Set exercise:
Count, in the entries, the lines with "respuestas". Answer with the number only.

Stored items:
-=-=-=-=-
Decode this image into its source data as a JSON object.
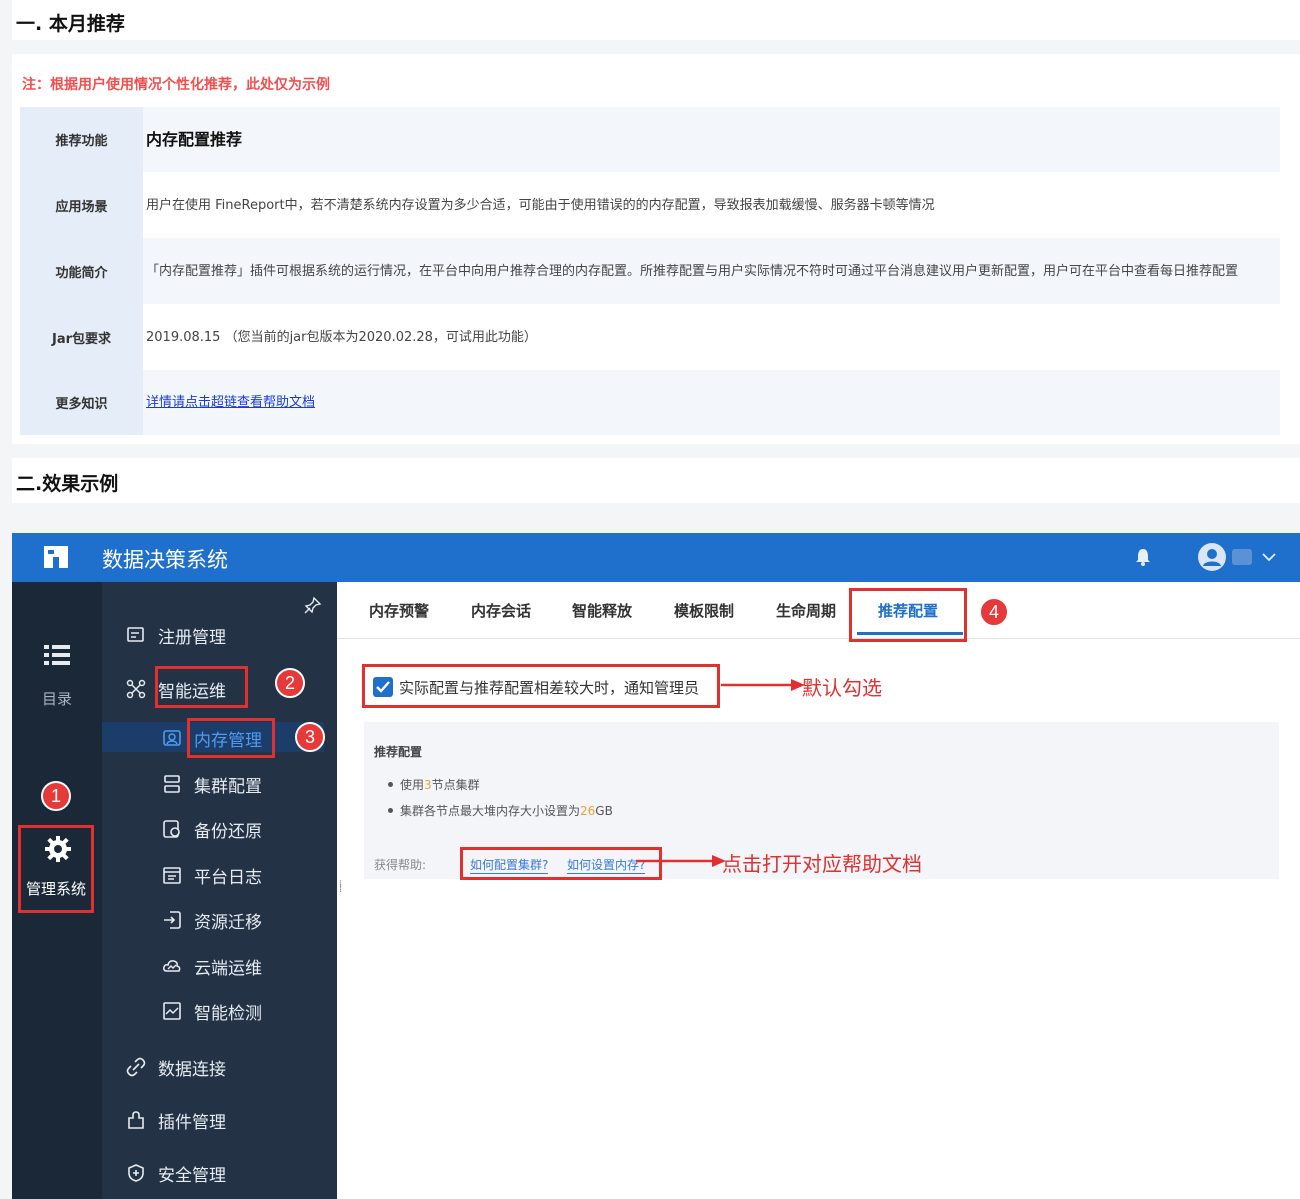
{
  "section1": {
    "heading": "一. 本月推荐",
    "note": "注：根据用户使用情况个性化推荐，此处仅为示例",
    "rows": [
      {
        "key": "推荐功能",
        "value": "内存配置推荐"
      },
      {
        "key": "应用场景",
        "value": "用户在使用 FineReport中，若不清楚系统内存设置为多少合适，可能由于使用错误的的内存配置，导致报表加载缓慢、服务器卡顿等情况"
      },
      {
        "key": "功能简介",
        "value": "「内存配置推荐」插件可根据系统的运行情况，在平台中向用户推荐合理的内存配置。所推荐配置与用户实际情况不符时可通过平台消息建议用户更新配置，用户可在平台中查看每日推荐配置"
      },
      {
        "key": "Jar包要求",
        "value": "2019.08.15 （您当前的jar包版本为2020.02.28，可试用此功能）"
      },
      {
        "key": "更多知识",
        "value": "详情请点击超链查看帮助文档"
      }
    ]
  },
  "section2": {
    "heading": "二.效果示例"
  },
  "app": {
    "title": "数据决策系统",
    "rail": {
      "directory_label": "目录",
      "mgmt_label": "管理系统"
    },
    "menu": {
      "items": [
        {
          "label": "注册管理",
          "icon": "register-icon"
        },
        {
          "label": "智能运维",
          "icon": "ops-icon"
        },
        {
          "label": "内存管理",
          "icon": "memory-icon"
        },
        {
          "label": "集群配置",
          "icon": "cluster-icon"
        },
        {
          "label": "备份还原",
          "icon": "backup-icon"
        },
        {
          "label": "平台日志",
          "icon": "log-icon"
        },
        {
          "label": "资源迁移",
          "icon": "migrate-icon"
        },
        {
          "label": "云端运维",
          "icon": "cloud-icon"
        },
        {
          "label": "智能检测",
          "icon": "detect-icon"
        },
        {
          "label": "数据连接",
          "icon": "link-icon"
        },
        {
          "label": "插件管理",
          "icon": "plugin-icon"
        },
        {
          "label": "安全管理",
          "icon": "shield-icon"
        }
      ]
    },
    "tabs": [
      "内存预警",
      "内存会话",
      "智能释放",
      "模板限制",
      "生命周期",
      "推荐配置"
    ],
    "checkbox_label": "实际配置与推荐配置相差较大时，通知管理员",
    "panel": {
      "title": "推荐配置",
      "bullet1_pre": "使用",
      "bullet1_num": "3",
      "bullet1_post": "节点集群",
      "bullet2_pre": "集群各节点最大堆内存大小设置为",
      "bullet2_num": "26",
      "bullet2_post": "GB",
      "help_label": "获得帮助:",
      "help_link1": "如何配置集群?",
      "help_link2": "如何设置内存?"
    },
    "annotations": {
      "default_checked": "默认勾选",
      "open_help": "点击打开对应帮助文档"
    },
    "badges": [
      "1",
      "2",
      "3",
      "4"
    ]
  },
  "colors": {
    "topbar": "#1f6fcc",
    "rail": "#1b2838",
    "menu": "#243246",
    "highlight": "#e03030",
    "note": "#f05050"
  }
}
-=-=-=-=-
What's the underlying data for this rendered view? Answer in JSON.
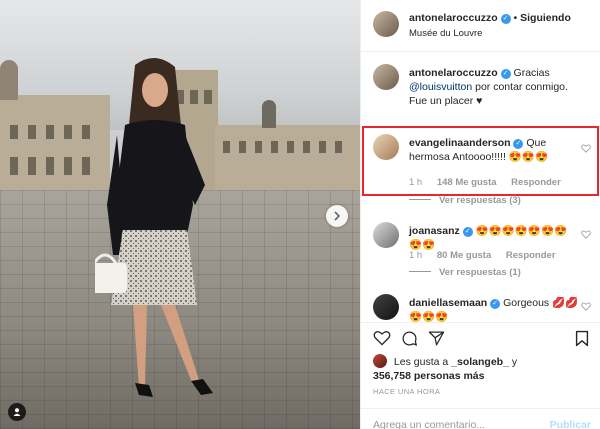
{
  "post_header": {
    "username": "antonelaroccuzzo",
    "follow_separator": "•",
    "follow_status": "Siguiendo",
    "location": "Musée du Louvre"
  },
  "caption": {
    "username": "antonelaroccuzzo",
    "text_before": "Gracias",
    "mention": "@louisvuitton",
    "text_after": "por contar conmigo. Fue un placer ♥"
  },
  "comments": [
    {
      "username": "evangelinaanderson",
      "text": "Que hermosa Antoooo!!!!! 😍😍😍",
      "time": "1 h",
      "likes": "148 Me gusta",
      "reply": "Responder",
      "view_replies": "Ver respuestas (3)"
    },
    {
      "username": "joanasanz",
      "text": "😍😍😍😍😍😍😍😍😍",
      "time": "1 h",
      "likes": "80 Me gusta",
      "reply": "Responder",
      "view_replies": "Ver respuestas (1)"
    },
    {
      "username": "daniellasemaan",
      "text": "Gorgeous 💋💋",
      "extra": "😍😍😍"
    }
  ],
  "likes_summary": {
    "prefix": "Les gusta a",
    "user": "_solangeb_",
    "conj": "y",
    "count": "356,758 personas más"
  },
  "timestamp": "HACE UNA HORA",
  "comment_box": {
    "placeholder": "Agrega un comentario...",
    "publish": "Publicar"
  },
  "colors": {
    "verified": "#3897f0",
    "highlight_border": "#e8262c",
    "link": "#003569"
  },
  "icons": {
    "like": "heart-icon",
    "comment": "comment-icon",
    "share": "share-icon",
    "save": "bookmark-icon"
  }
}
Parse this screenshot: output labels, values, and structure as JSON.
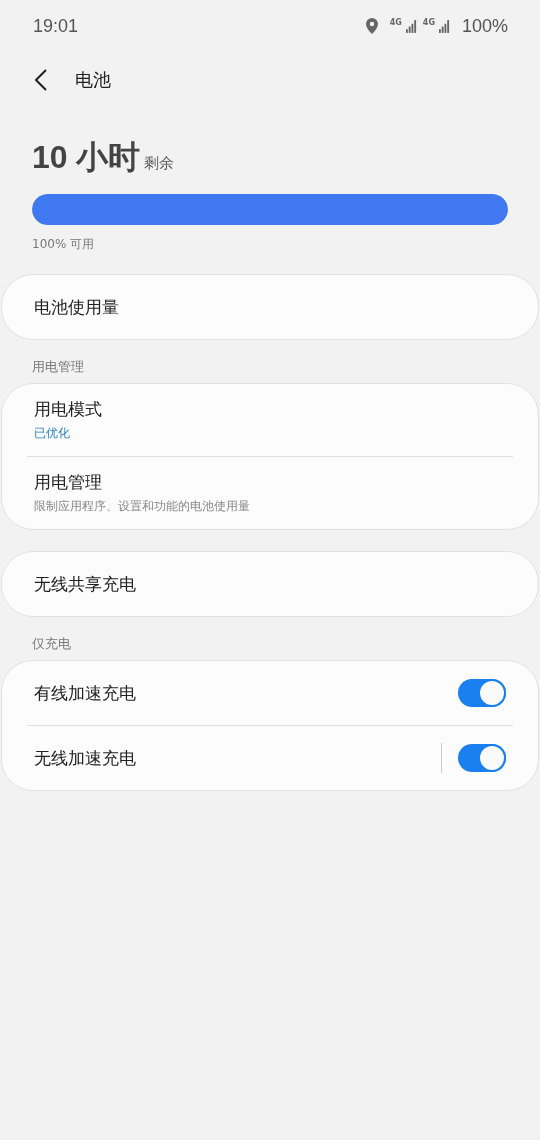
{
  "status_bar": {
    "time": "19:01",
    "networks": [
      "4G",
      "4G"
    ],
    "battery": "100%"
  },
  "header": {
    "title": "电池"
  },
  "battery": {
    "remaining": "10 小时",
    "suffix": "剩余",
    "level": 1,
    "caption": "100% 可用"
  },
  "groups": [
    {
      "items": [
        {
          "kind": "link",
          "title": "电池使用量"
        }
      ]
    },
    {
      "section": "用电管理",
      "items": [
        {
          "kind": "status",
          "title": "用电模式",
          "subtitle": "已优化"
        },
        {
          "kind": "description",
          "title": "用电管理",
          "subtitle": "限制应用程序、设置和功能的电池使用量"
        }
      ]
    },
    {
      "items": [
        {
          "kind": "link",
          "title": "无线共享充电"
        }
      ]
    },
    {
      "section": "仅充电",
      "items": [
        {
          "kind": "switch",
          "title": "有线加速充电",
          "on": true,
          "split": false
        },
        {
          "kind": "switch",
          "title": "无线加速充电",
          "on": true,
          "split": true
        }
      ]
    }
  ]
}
-=-=-=-=-
Task output:
2